▶ [THE DATA]
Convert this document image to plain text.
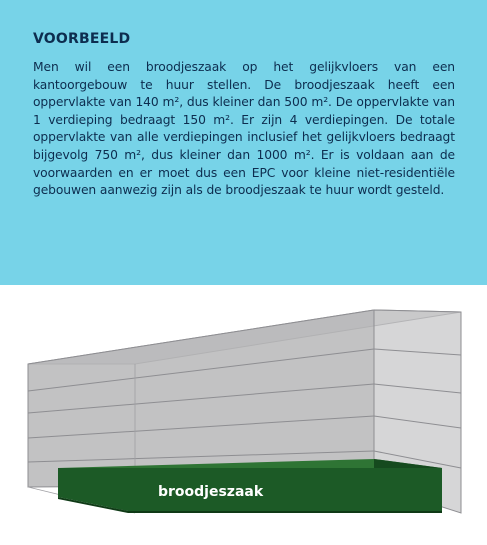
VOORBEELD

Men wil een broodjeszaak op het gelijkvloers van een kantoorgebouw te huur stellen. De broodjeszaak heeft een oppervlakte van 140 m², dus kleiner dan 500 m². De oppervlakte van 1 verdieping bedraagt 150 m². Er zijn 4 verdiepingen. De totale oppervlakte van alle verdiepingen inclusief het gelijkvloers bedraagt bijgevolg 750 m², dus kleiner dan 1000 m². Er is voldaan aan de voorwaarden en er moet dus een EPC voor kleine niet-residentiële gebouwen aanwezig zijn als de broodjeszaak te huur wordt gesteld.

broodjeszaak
...
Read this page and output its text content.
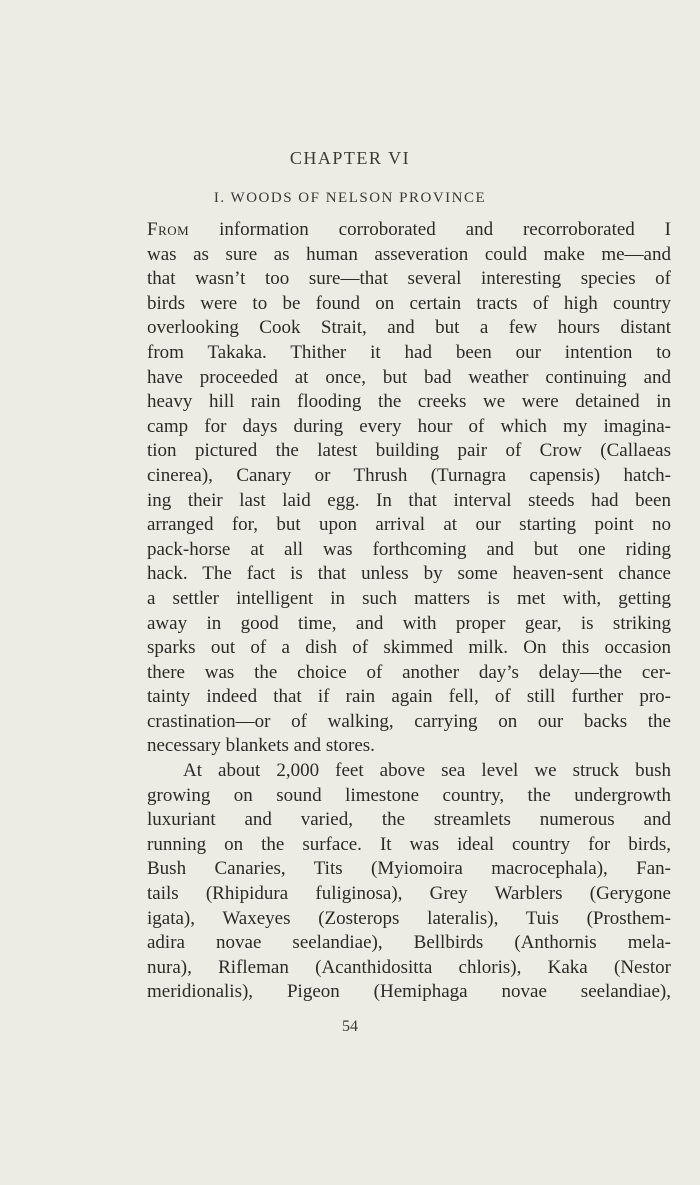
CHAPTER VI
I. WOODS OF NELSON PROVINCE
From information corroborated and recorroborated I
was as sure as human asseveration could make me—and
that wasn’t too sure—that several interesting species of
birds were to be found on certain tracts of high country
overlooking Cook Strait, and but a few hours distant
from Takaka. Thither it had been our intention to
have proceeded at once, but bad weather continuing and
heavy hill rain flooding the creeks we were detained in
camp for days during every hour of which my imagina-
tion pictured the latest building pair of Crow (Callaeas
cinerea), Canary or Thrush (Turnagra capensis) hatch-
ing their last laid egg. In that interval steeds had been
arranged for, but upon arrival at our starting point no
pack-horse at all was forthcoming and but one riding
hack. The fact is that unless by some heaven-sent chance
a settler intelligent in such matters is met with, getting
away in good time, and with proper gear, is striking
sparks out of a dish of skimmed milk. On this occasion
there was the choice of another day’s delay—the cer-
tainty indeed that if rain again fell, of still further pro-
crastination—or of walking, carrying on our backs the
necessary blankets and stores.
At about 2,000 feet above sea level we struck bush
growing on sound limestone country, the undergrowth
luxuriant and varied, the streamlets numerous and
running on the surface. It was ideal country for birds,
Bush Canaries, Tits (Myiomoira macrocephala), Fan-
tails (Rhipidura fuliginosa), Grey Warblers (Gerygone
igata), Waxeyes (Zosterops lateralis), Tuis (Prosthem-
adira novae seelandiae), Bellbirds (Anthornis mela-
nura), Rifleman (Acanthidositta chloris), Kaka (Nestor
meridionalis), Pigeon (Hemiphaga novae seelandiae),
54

▶ [THE PROBLEM] State only the count of lines above that hold the string "were".

▶ [EXPECTED ANSWER] 2